__WRITTEN PROBLEM__
Exclude images, then output the remaining data verbatim.

BEGIN INFORMATION SHOWN

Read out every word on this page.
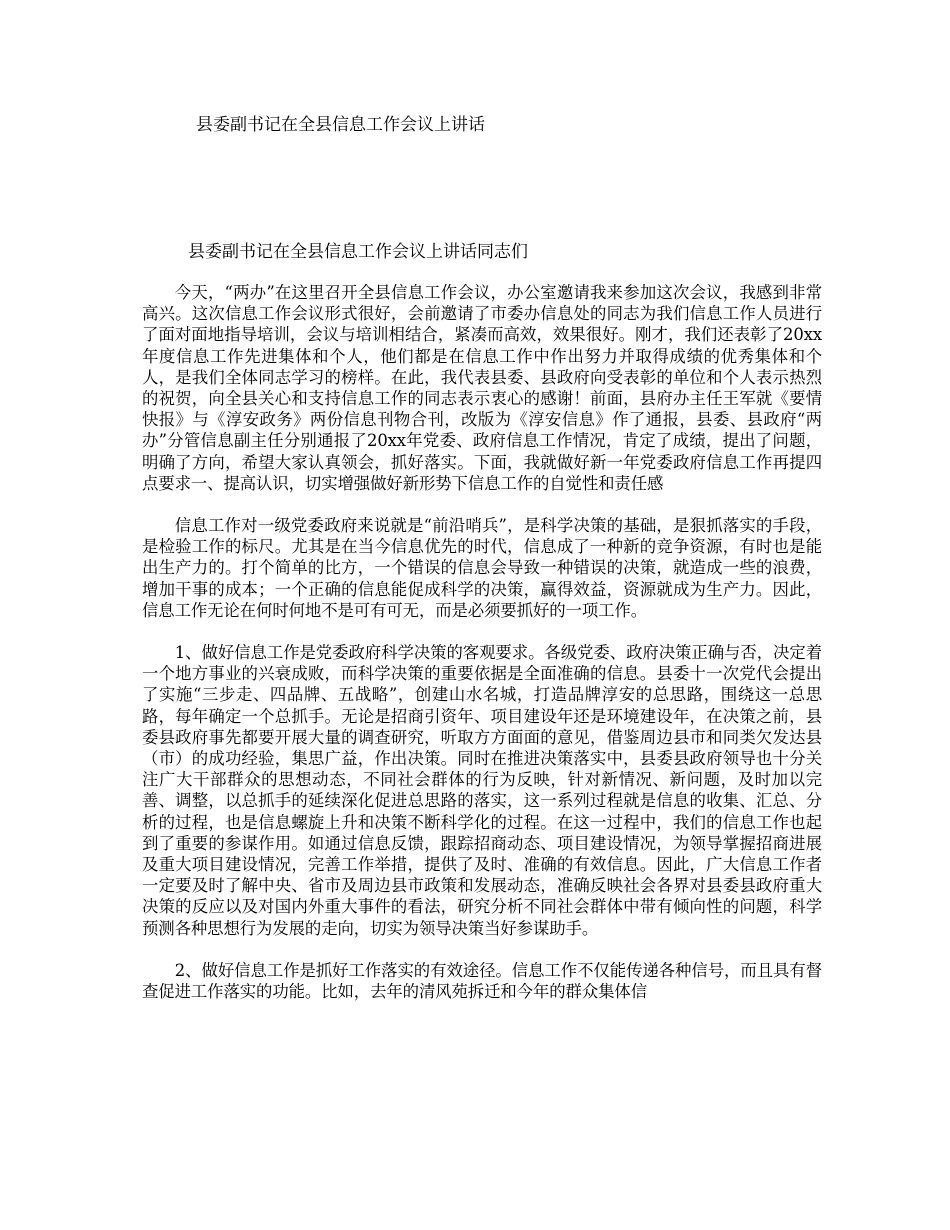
县委副书记在全县信息工作会议上讲话
县委副书记在全县信息工作会议上讲话同志们

今天，“两办”在这里召开全县信息工作会议，办公室邀请我来参加这次会议，我感到非常高兴。这次信息工作会议形式很好，会前邀请了市委办信息处的同志为我们信息工作人员进行了面对面地指导培训，会议与培训相结合，紧凑而高效，效果很好。刚才，我们还表彰了20xx年度信息工作先进集体和个人，他们都是在信息工作中作出努力并取得成绩的优秀集体和个人，是我们全体同志学习的榜样。在此，我代表县委、县政府向受表彰的单位和个人表示热烈的祝贺，向全县关心和支持信息工作的同志表示衷心的感谢！前面，县府办主任王军就《要情快报》与《淳安政务》两份信息刊物合刊，改版为《淳安信息》作了通报，县委、县政府“两办”分管信息副主任分别通报了20xx年党委、政府信息工作情况，肯定了成绩，提出了问题，明确了方向，希望大家认真领会，抓好落实。下面，我就做好新一年党委政府信息工作再提四点要求一、提高认识，切实增强做好新形势下信息工作的自觉性和责任感

信息工作对一级党委政府来说就是“前沿哨兵”，是科学决策的基础，是狠抓落实的手段，是检验工作的标尺。尤其是在当今信息优先的时代，信息成了一种新的竞争资源，有时也是能出生产力的。打个简单的比方，一个错误的信息会导致一种错误的决策，就造成一些的浪费，增加干事的成本；一个正确的信息能促成科学的决策，赢得效益，资源就成为生产力。因此，信息工作无论在何时何地不是可有可无，而是必须要抓好的一项工作。

1、做好信息工作是党委政府科学决策的客观要求。各级党委、政府决策正确与否，决定着一个地方事业的兴衰成败，而科学决策的重要依据是全面准确的信息。县委十一次党代会提出了实施“三步走、四品牌、五战略”，创建山水名城，打造品牌淳安的总思路，围绕这一总思路，每年确定一个总抓手。无论是招商引资年、项目建设年还是环境建设年，在决策之前，县委县政府事先都要开展大量的调查研究，听取方方面面的意见，借鉴周边县市和同类欠发达县（市）的成功经验，集思广益，作出决策。同时在推进决策落实中，县委县政府领导也十分关注广大干部群众的思想动态，不同社会群体的行为反映，针对新情况、新问题，及时加以完善、调整，以总抓手的延续深化促进总思路的落实，这一系列过程就是信息的收集、汇总、分析的过程，也是信息螺旋上升和决策不断科学化的过程。在这一过程中，我们的信息工作也起到了重要的参谋作用。如通过信息反馈，跟踪招商动态、项目建设情况，为领导掌握招商进展及重大项目建设情况，完善工作举措，提供了及时、准确的有效信息。因此，广大信息工作者一定要及时了解中央、省市及周边县市政策和发展动态，准确反映社会各界对县委县政府重大决策的反应以及对国内外重大事件的看法，研究分析不同社会群体中带有倾向性的问题，科学预测各种思想行为发展的走向，切实为领导决策当好参谋助手。

2、做好信息工作是抓好工作落实的有效途径。信息工作不仅能传递各种信号，而且具有督查促进工作落实的功能。比如，去年的清风苑拆迁和今年的群众集体信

END INFORMATION SHOWN

__EXERCISE RESULT__
Read out every word on this page.
县委副书记在全县信息工作会议上讲话
县委副书记在全县信息工作会议上讲话同志们

今天，“两办”在这里召开全县信息工作会议，办公室邀请我来参加这次会议，我感到非常高兴。这次信息工作会议形式很好，会前邀请了市委办信息处的同志为我们信息工作人员进行了面对面地指导培训，会议与培训相结合，紧凑而高效，效果很好。刚才，我们还表彰了20xx年度信息工作先进集体和个人，他们都是在信息工作中作出努力并取得成绩的优秀集体和个人，是我们全体同志学习的榜样。在此，我代表县委、县政府向受表彰的单位和个人表示热烈的祝贺，向全县关心和支持信息工作的同志表示衷心的感谢！前面，县府办主任王军就《要情快报》与《淳安政务》两份信息刊物合刊，改版为《淳安信息》作了通报，县委、县政府“两办”分管信息副主任分别通报了20xx年党委、政府信息工作情况，肯定了成绩，提出了问题，明确了方向，希望大家认真领会，抓好落实。下面，我就做好新一年党委政府信息工作再提四点要求一、提高认识，切实增强做好新形势下信息工作的自觉性和责任感

信息工作对一级党委政府来说就是“前沿哨兵”，是科学决策的基础，是狠抓落实的手段，是检验工作的标尺。尤其是在当今信息优先的时代，信息成了一种新的竞争资源，有时也是能出生产力的。打个简单的比方，一个错误的信息会导致一种错误的决策，就造成一些的浪费，增加干事的成本；一个正确的信息能促成科学的决策，赢得效益，资源就成为生产力。因此，信息工作无论在何时何地不是可有可无，而是必须要抓好的一项工作。

1、做好信息工作是党委政府科学决策的客观要求。各级党委、政府决策正确与否，决定着一个地方事业的兴衰成败，而科学决策的重要依据是全面准确的信息。县委十一次党代会提出了实施“三步走、四品牌、五战略”，创建山水名城，打造品牌淳安的总思路，围绕这一总思路，每年确定一个总抓手。无论是招商引资年、项目建设年还是环境建设年，在决策之前，县委县政府事先都要开展大量的调查研究，听取方方面面的意见，借鉴周边县市和同类欠发达县（市）的成功经验，集思广益，作出决策。同时在推进决策落实中，县委县政府领导也十分关注广大干部群众的思想动态，不同社会群体的行为反映，针对新情况、新问题，及时加以完善、调整，以总抓手的延续深化促进总思路的落实，这一系列过程就是信息的收集、汇总、分析的过程，也是信息螺旋上升和决策不断科学化的过程。在这一过程中，我们的信息工作也起到了重要的参谋作用。如通过信息反馈，跟踪招商动态、项目建设情况，为领导掌握招商进展及重大项目建设情况，完善工作举措，提供了及时、准确的有效信息。因此，广大信息工作者一定要及时了解中央、省市及周边县市政策和发展动态，准确反映社会各界对县委县政府重大决策的反应以及对国内外重大事件的看法，研究分析不同社会群体中带有倾向性的问题，科学预测各种思想行为发展的走向，切实为领导决策当好参谋助手。

2、做好信息工作是抓好工作落实的有效途径。信息工作不仅能传递各种信号，而且具有督查促进工作落实的功能。比如，去年的清风苑拆迁和今年的群众集体信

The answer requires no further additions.